## OBJECTIVE
Filter the records for lines holding the string "name".

# START OF GIVEN DATA

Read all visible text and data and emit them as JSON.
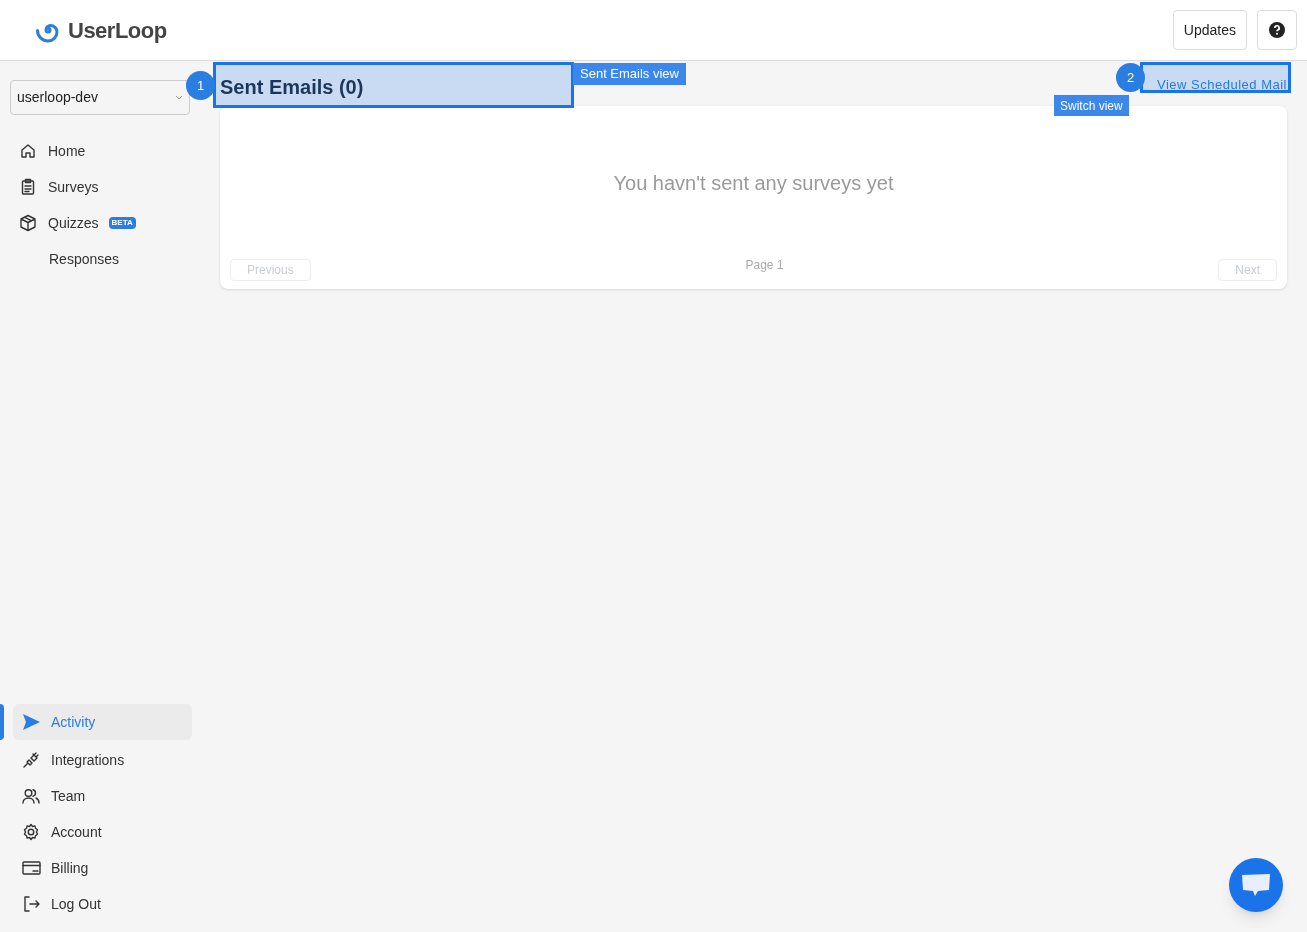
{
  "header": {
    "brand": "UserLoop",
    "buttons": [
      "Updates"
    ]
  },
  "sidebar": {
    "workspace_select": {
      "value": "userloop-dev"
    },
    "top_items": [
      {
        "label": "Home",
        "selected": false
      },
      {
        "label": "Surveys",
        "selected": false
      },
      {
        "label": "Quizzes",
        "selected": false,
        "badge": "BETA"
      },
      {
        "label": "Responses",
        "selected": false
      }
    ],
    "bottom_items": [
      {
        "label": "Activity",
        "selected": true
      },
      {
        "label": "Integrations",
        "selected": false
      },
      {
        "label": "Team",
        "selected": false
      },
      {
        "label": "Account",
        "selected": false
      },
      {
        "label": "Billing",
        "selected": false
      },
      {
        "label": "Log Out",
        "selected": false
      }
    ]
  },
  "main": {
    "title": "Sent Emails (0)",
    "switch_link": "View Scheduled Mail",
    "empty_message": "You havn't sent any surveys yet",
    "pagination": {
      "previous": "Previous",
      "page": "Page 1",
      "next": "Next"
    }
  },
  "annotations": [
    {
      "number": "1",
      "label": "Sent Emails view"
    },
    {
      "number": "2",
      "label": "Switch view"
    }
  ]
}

# END OF GIVEN DATA
# START OF GIVEN DATA

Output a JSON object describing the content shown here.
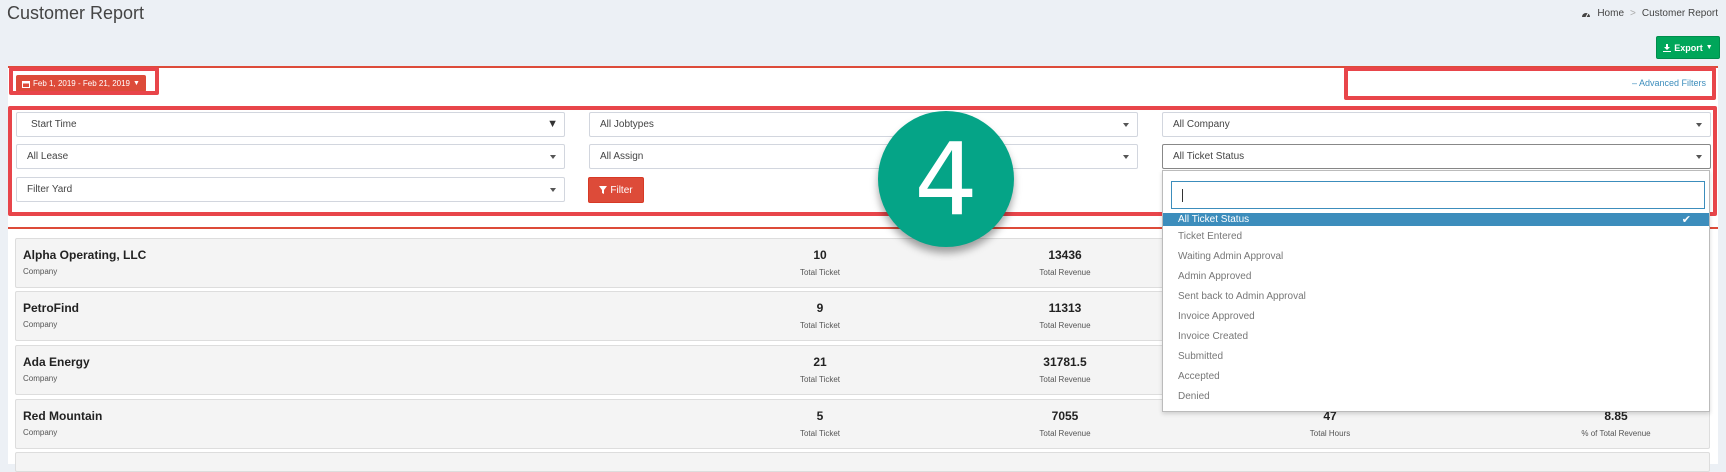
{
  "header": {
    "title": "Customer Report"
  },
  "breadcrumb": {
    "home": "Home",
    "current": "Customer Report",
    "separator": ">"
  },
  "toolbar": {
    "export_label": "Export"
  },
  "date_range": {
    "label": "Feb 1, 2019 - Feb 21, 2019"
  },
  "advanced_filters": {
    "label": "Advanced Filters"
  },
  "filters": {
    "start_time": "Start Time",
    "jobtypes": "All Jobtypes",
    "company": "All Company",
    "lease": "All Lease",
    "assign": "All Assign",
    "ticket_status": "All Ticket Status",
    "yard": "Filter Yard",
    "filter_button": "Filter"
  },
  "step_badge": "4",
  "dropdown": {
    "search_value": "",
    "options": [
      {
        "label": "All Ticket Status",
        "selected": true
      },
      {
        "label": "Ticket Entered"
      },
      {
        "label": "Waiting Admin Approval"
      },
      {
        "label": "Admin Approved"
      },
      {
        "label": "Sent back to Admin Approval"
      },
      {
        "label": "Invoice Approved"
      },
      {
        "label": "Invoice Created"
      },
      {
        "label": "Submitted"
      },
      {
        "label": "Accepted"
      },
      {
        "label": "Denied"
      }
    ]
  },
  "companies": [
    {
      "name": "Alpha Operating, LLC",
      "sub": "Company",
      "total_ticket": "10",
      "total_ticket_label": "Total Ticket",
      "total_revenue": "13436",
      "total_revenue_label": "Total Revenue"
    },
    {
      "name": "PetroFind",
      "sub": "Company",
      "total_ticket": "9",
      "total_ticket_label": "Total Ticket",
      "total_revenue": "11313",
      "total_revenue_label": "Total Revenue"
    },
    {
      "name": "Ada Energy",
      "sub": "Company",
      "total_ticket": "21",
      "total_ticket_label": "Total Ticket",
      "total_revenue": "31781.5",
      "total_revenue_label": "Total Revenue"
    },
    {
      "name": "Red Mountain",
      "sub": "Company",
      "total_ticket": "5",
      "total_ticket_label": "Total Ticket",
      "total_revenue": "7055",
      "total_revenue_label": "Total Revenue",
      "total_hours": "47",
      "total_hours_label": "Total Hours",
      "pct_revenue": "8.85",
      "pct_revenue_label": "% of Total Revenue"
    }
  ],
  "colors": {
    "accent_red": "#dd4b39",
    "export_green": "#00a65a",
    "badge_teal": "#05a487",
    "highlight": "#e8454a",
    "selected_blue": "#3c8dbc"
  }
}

# END OF GIVEN DATA

## PROBLEM SOLUTION
      "name": "Alpha Operating, LLC",
      "name": "PetroFind",
      "name": "Ada Energy",
      "name": "Red Mountain",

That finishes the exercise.